* Records for processing *
* BEGIN *
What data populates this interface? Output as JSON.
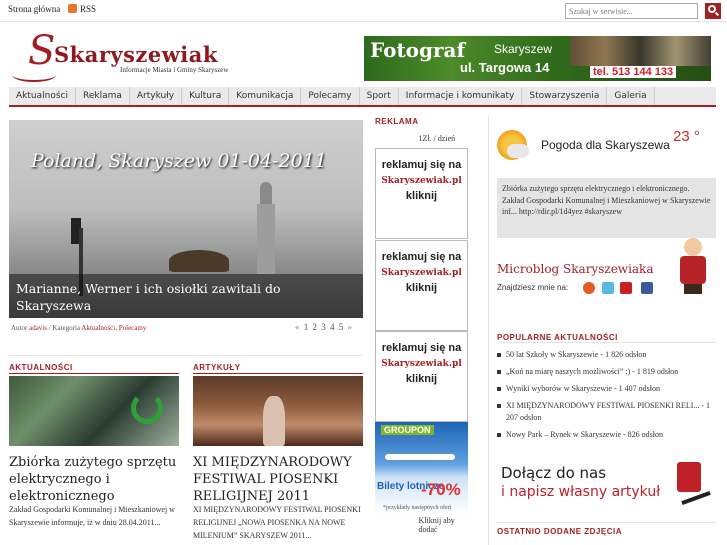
{
  "topbar": {
    "home_link": "Strona główna",
    "rss_link": "RSS",
    "search_placeholder": "Szukaj w serwisie..."
  },
  "logo": {
    "wordmark": "Skaryszewiak",
    "tagline": "Informacje Miasta i Gminy Skaryszew",
    "initial": "S"
  },
  "banner": {
    "line1": "Fotograf",
    "line2": "Skaryszew",
    "line3": "ul. Targowa 14",
    "phone": "tel. 513 144 133"
  },
  "nav": {
    "items": [
      {
        "label": "Aktualności"
      },
      {
        "label": "Reklama"
      },
      {
        "label": "Artykuły"
      },
      {
        "label": "Kultura"
      },
      {
        "label": "Komunikacja"
      },
      {
        "label": "Polecamy"
      },
      {
        "label": "Sport"
      },
      {
        "label": "Informacje i komunikaty"
      },
      {
        "label": "Stowarzyszenia"
      },
      {
        "label": "Galeria"
      }
    ]
  },
  "slider": {
    "stamp": "Poland, Skaryszew 01-04-2011",
    "caption": "Marianne, Werner i ich osiołki zawitali do Skaryszewa",
    "meta_author_prefix": "Autor",
    "meta_author": "adavis",
    "meta_category_prefix": "/ Kategoria",
    "meta_categories": "Aktualności, Polecamy",
    "pager_prev": "«",
    "pager_pages": "1 2 3 4 5",
    "pager_next": "»"
  },
  "news": {
    "section1": "AKTUALNOŚCI",
    "section2": "ARTYKUŁY",
    "article1_title": "Zbiórka zużytego sprzętu elektrycznego i elektronicznego",
    "article1_body": "Zakład Gospodarki Komunalnej i Mieszkaniowej w Skaryszewie informuje, iż w dniu 28.04.2011...",
    "article2_title": "XI MIĘDZYNARODOWY FESTIWAL PIOSENKI RELIGIJNEJ 2011",
    "article2_body": "XI MIĘDZYNARODOWY FESTIWAL PIOSENKI RELIGIJNEJ „NOWA PIOSENKA NA NOWE MILENIUM” SKARYSZEW 2011..."
  },
  "ads": {
    "label": "REKLAMA",
    "price": "1Zł. / dzień",
    "box_line1": "reklamuj się na",
    "box_brand": "Skaryszewiak.pl",
    "box_click": "kliknij",
    "groupon_brand": "GROUPON",
    "groupon_tickets": "Bilety lotnicze",
    "groupon_pct": "-70%",
    "groupon_note": "*przykłady następnych ofert",
    "click_to_add": "Kliknij aby dodać"
  },
  "sidebar": {
    "weather_title": "Pogoda dla Skaryszewa",
    "weather_temp": "23 °",
    "tweet": "Zbiórka zużytego sprzętu elektrycznego i elektronicznego. Zakład Gospodarki Komunalnej i Mieszkaniowej w Skaryszewie inf... http://rdir.pl/1d4yez #skaryszew",
    "microblog_title": "Microblog Skaryszewiaka",
    "find_me": "Znajdziesz mnie na:",
    "popular_label": "POPULARNE AKTUALNOŚCI",
    "popular": [
      {
        "text": "50 lat Szkoły w Skaryszewie - 1 826 odsłon"
      },
      {
        "text": "„Koń na miarę naszych możliwości” ;) - 1 819 odsłon"
      },
      {
        "text": "Wyniki wyborów w Skaryszewie - 1 407 odsłon"
      },
      {
        "text": "XI MIĘDZYNARODOWY FESTIWAL PIOSENKI RELI... - 1 207 odsłon"
      },
      {
        "text": "Nowy Park – Rynek w Skaryszewie - 826 odsłon"
      }
    ],
    "join_line1": "Dołącz do nas",
    "join_line2": "i napisz własny artykuł",
    "last_photos_label": "OSTATNIO DODANE ZDJĘCIA"
  },
  "colors": {
    "accent": "#a21f24",
    "nav_bg": "#eaeaea"
  }
}
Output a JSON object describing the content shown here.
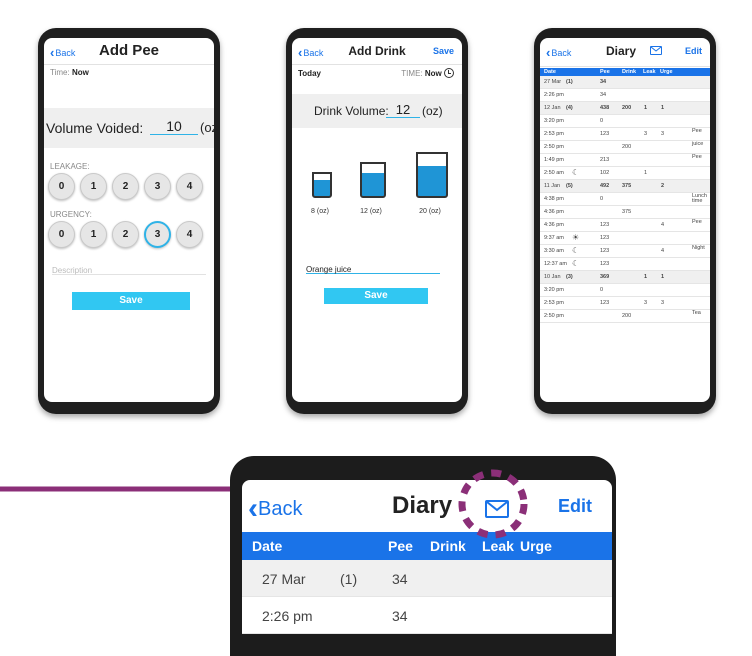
{
  "add_pee": {
    "back": "Back",
    "title": "Add Pee",
    "time_label": "Time:",
    "time_value": "Now",
    "volume_label": "Volume Voided:",
    "volume_value": "10",
    "volume_unit": "(oz)",
    "leakage_label": "LEAKAGE:",
    "urgency_label": "URGENCY:",
    "options": [
      "0",
      "1",
      "2",
      "3",
      "4"
    ],
    "urgency_selected": "3",
    "description_placeholder": "Description",
    "save": "Save"
  },
  "add_drink": {
    "back": "Back",
    "title": "Add Drink",
    "save_top": "Save",
    "today": "Today",
    "time_label": "TIME:",
    "time_value": "Now",
    "volume_label": "Drink Volume:",
    "volume_value": "12",
    "volume_unit": "(oz)",
    "cups": [
      {
        "label": "8 (oz)"
      },
      {
        "label": "12 (oz)"
      },
      {
        "label": "20 (oz)"
      }
    ],
    "description_value": "Orange juice",
    "save": "Save"
  },
  "diary": {
    "back": "Back",
    "title": "Diary",
    "edit": "Edit",
    "columns": [
      "Date",
      "Pee",
      "Drink",
      "Leak",
      "Urge"
    ],
    "rows": [
      {
        "date": "27 Mar",
        "count": "(1)",
        "pee": "34",
        "drink": "",
        "leak": "",
        "urge": "",
        "note": "",
        "grey": true,
        "icon": ""
      },
      {
        "date": "2:26 pm",
        "count": "",
        "pee": "34",
        "drink": "",
        "leak": "",
        "urge": "",
        "note": "",
        "grey": false,
        "icon": ""
      },
      {
        "date": "12 Jan",
        "count": "(4)",
        "pee": "438",
        "drink": "200",
        "leak": "1",
        "urge": "1",
        "note": "",
        "grey": true,
        "icon": ""
      },
      {
        "date": "3:20 pm",
        "count": "",
        "pee": "0",
        "drink": "",
        "leak": "",
        "urge": "",
        "note": "",
        "grey": false,
        "icon": ""
      },
      {
        "date": "2:53 pm",
        "count": "",
        "pee": "123",
        "drink": "",
        "leak": "3",
        "urge": "3",
        "note": "Pee",
        "grey": false,
        "icon": ""
      },
      {
        "date": "2:50 pm",
        "count": "",
        "pee": "",
        "drink": "200",
        "leak": "",
        "urge": "",
        "note": "juice",
        "grey": false,
        "icon": ""
      },
      {
        "date": "1:49 pm",
        "count": "",
        "pee": "213",
        "drink": "",
        "leak": "",
        "urge": "",
        "note": "Pee",
        "grey": false,
        "icon": ""
      },
      {
        "date": "2:50 am",
        "count": "",
        "pee": "102",
        "drink": "",
        "leak": "1",
        "urge": "",
        "note": "",
        "grey": false,
        "icon": "moon"
      },
      {
        "date": "11 Jan",
        "count": "(5)",
        "pee": "492",
        "drink": "375",
        "leak": "",
        "urge": "2",
        "note": "",
        "grey": true,
        "icon": ""
      },
      {
        "date": "4:38 pm",
        "count": "",
        "pee": "0",
        "drink": "",
        "leak": "",
        "urge": "",
        "note": "Lunch time",
        "grey": false,
        "icon": ""
      },
      {
        "date": "4:36 pm",
        "count": "",
        "pee": "",
        "drink": "375",
        "leak": "",
        "urge": "",
        "note": "",
        "grey": false,
        "icon": ""
      },
      {
        "date": "4:36 pm",
        "count": "",
        "pee": "123",
        "drink": "",
        "leak": "",
        "urge": "4",
        "note": "Pee",
        "grey": false,
        "icon": ""
      },
      {
        "date": "9:37 am",
        "count": "",
        "pee": "123",
        "drink": "",
        "leak": "",
        "urge": "",
        "note": "",
        "grey": false,
        "icon": "sunrise"
      },
      {
        "date": "3:30 am",
        "count": "",
        "pee": "123",
        "drink": "",
        "leak": "",
        "urge": "4",
        "note": "Night",
        "grey": false,
        "icon": "moon"
      },
      {
        "date": "12:37 am",
        "count": "",
        "pee": "123",
        "drink": "",
        "leak": "",
        "urge": "",
        "note": "",
        "grey": false,
        "icon": "moon"
      },
      {
        "date": "10 Jan",
        "count": "(3)",
        "pee": "369",
        "drink": "",
        "leak": "1",
        "urge": "1",
        "note": "",
        "grey": true,
        "icon": ""
      },
      {
        "date": "3:20 pm",
        "count": "",
        "pee": "0",
        "drink": "",
        "leak": "",
        "urge": "",
        "note": "",
        "grey": false,
        "icon": ""
      },
      {
        "date": "2:53 pm",
        "count": "",
        "pee": "123",
        "drink": "",
        "leak": "3",
        "urge": "3",
        "note": "",
        "grey": false,
        "icon": ""
      },
      {
        "date": "2:50 pm",
        "count": "",
        "pee": "",
        "drink": "200",
        "leak": "",
        "urge": "",
        "note": "Tea",
        "grey": false,
        "icon": ""
      }
    ]
  },
  "zoom": {
    "back": "Back",
    "title": "Diary",
    "edit": "Edit",
    "columns": [
      "Date",
      "Pee",
      "Drink",
      "Leak",
      "Urge"
    ],
    "rows": [
      {
        "date": "27 Mar",
        "count": "(1)",
        "pee": "34"
      },
      {
        "date": "2:26 pm",
        "count": "",
        "pee": "34"
      }
    ]
  },
  "colors": {
    "accent_blue": "#1a73e8",
    "save_button": "#31c7f2",
    "arrow": "#8b2f78",
    "highlight_ring": "#8b2f78"
  }
}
* END *
Your task is to collect every line above that contains the word "MIĘDZYNARODOWY".

* Completed task *
    "article2_title": "XI MIĘDZYNARODOWY FESTIWAL PIOSENKI RELIGIJNEJ 2011",
    "article2_body": "XI MIĘDZYNARODOWY FESTIWAL PIOSENKI RELIGIJNEJ „NOWA PIOSENKA NA NOWE MILENIUM” SKARYSZEW 2011..."
        "text": "XI MIĘDZYNARODOWY FESTIWAL PIOSENKI RELI... - 1 207 odsłon"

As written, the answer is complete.